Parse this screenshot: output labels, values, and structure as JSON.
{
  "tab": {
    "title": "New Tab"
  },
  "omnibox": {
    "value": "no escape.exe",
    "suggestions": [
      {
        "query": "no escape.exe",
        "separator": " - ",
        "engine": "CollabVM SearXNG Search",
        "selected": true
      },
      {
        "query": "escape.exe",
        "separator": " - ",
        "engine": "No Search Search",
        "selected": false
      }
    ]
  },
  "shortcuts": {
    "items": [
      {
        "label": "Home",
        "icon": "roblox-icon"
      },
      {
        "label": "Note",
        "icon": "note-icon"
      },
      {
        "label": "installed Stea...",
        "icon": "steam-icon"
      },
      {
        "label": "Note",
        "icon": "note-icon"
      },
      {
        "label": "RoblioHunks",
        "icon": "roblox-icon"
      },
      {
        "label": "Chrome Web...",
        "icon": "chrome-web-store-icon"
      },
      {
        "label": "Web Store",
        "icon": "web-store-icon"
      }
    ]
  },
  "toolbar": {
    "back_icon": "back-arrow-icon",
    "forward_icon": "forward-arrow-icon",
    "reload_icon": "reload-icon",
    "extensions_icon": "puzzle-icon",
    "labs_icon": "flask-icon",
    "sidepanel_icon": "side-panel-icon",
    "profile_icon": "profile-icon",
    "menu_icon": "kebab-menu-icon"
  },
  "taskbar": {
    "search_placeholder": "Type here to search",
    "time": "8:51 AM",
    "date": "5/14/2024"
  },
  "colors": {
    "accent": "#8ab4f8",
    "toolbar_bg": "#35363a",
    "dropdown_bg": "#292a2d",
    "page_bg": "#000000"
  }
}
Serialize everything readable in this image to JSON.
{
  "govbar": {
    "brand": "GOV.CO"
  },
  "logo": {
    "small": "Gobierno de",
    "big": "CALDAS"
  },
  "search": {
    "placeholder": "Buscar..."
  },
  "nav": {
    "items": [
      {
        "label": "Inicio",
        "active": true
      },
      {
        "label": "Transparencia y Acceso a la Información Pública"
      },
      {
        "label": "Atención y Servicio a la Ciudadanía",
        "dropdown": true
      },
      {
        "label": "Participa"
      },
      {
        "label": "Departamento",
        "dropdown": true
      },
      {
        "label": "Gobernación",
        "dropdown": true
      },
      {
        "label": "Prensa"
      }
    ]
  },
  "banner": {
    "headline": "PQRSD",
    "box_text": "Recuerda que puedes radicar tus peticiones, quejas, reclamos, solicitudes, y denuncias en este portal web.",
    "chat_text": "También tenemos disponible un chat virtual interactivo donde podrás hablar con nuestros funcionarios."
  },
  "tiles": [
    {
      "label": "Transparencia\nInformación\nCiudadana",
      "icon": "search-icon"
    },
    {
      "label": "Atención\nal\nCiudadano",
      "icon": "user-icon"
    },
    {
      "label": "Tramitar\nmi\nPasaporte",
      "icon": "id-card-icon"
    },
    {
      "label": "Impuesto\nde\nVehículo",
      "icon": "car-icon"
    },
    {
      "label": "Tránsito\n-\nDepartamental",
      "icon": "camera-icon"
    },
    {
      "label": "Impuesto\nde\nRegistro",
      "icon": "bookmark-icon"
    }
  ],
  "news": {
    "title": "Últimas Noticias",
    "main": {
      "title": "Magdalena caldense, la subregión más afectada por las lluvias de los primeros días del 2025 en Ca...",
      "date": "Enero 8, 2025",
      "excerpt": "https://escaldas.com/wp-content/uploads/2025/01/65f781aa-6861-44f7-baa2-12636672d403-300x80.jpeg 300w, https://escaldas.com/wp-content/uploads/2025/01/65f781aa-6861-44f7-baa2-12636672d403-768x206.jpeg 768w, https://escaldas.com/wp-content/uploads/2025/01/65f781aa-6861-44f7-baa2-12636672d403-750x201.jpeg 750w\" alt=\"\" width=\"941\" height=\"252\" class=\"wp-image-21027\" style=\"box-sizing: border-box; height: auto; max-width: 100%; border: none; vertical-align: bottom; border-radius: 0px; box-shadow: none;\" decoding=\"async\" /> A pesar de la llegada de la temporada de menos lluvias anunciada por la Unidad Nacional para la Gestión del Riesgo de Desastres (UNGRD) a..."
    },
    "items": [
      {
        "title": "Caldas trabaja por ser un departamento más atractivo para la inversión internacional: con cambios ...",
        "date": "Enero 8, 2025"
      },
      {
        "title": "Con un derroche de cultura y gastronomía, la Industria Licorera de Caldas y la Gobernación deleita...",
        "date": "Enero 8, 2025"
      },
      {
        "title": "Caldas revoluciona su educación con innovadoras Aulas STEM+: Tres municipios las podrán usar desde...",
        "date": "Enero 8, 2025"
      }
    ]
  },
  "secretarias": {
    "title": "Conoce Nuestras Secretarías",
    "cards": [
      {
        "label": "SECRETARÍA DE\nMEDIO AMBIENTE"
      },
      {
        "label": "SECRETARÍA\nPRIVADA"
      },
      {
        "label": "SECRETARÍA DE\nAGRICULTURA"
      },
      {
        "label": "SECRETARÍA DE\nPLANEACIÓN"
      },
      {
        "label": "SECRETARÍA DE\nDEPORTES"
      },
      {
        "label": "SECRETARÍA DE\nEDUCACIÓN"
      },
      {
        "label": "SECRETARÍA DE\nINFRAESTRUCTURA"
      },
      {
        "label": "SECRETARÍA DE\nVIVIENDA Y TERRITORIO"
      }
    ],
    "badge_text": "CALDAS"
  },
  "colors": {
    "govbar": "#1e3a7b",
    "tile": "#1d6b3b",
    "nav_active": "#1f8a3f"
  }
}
----
_GOAL_. Print the complete listing again, exactly as it stands.

_ANSWER TO THE TASK_.
Parse this screenshot: output labels, values, and structure as JSON.
{
  "tab": {
    "title": "New Tab"
  },
  "omnibox": {
    "value": "no escape.exe",
    "suggestions": [
      {
        "query": "no escape.exe",
        "separator": " - ",
        "engine": "CollabVM SearXNG Search",
        "selected": true
      },
      {
        "query": "escape.exe",
        "separator": " - ",
        "engine": "No Search Search",
        "selected": false
      }
    ]
  },
  "shortcuts": {
    "items": [
      {
        "label": "Home",
        "icon": "roblox-icon"
      },
      {
        "label": "Note",
        "icon": "note-icon"
      },
      {
        "label": "installed Stea...",
        "icon": "steam-icon"
      },
      {
        "label": "Note",
        "icon": "note-icon"
      },
      {
        "label": "RoblioHunks",
        "icon": "roblox-icon"
      },
      {
        "label": "Chrome Web...",
        "icon": "chrome-web-store-icon"
      },
      {
        "label": "Web Store",
        "icon": "web-store-icon"
      }
    ]
  },
  "toolbar": {
    "back_icon": "back-arrow-icon",
    "forward_icon": "forward-arrow-icon",
    "reload_icon": "reload-icon",
    "extensions_icon": "puzzle-icon",
    "labs_icon": "flask-icon",
    "sidepanel_icon": "side-panel-icon",
    "profile_icon": "profile-icon",
    "menu_icon": "kebab-menu-icon"
  },
  "taskbar": {
    "search_placeholder": "Type here to search",
    "time": "8:51 AM",
    "date": "5/14/2024"
  },
  "colors": {
    "accent": "#8ab4f8",
    "toolbar_bg": "#35363a",
    "dropdown_bg": "#292a2d",
    "page_bg": "#000000"
  }
}
Serialize everything readable in this image to JSON.
{
  "govbar": {
    "brand": "GOV.CO"
  },
  "logo": {
    "small": "Gobierno de",
    "big": "CALDAS"
  },
  "search": {
    "placeholder": "Buscar..."
  },
  "nav": {
    "items": [
      {
        "label": "Inicio",
        "active": true
      },
      {
        "label": "Transparencia y Acceso a la Información Pública"
      },
      {
        "label": "Atención y Servicio a la Ciudadanía",
        "dropdown": true
      },
      {
        "label": "Participa"
      },
      {
        "label": "Departamento",
        "dropdown": true
      },
      {
        "label": "Gobernación",
        "dropdown": true
      },
      {
        "label": "Prensa"
      }
    ]
  },
  "banner": {
    "headline": "PQRSD",
    "box_text": "Recuerda que puedes radicar tus peticiones, quejas, reclamos, solicitudes, y denuncias en este portal web.",
    "chat_text": "También tenemos disponible un chat virtual interactivo donde podrás hablar con nuestros funcionarios."
  },
  "tiles": [
    {
      "label": "Transparencia\nInformación\nCiudadana",
      "icon": "search-icon"
    },
    {
      "label": "Atención\nal\nCiudadano",
      "icon": "user-icon"
    },
    {
      "label": "Tramitar\nmi\nPasaporte",
      "icon": "id-card-icon"
    },
    {
      "label": "Impuesto\nde\nVehículo",
      "icon": "car-icon"
    },
    {
      "label": "Tránsito\n-\nDepartamental",
      "icon": "camera-icon"
    },
    {
      "label": "Impuesto\nde\nRegistro",
      "icon": "bookmark-icon"
    }
  ],
  "news": {
    "title": "Últimas Noticias",
    "main": {
      "title": "Magdalena caldense, la subregión más afectada por las lluvias de los primeros días del 2025 en Ca...",
      "date": "Enero 8, 2025",
      "excerpt": "https://escaldas.com/wp-content/uploads/2025/01/65f781aa-6861-44f7-baa2-12636672d403-300x80.jpeg 300w, https://escaldas.com/wp-content/uploads/2025/01/65f781aa-6861-44f7-baa2-12636672d403-768x206.jpeg 768w, https://escaldas.com/wp-content/uploads/2025/01/65f781aa-6861-44f7-baa2-12636672d403-750x201.jpeg 750w\" alt=\"\" width=\"941\" height=\"252\" class=\"wp-image-21027\" style=\"box-sizing: border-box; height: auto; max-width: 100%; border: none; vertical-align: bottom; border-radius: 0px; box-shadow: none;\" decoding=\"async\" /> A pesar de la llegada de la temporada de menos lluvias anunciada por la Unidad Nacional para la Gestión del Riesgo de Desastres (UNGRD) a..."
    },
    "items": [
      {
        "title": "Caldas trabaja por ser un departamento más atractivo para la inversión internacional: con cambios ...",
        "date": "Enero 8, 2025"
      },
      {
        "title": "Con un derroche de cultura y gastronomía, la Industria Licorera de Caldas y la Gobernación deleita...",
        "date": "Enero 8, 2025"
      },
      {
        "title": "Caldas revoluciona su educación con innovadoras Aulas STEM+: Tres municipios las podrán usar desde...",
        "date": "Enero 8, 2025"
      }
    ]
  },
  "secretarias": {
    "title": "Conoce Nuestras Secretarías",
    "cards": [
      {
        "label": "SECRETARÍA DE\nMEDIO AMBIENTE"
      },
      {
        "label": "SECRETARÍA\nPRIVADA"
      },
      {
        "label": "SECRETARÍA DE\nAGRICULTURA"
      },
      {
        "label": "SECRETARÍA DE\nPLANEACIÓN"
      },
      {
        "label": "SECRETARÍA DE\nDEPORTES"
      },
      {
        "label": "SECRETARÍA DE\nEDUCACIÓN"
      },
      {
        "label": "SECRETARÍA DE\nINFRAESTRUCTURA"
      },
      {
        "label": "SECRETARÍA DE\nVIVIENDA Y TERRITORIO"
      }
    ],
    "badge_text": "CALDAS"
  },
  "colors": {
    "govbar": "#1e3a7b",
    "tile": "#1d6b3b",
    "nav_active": "#1f8a3f"
  }
}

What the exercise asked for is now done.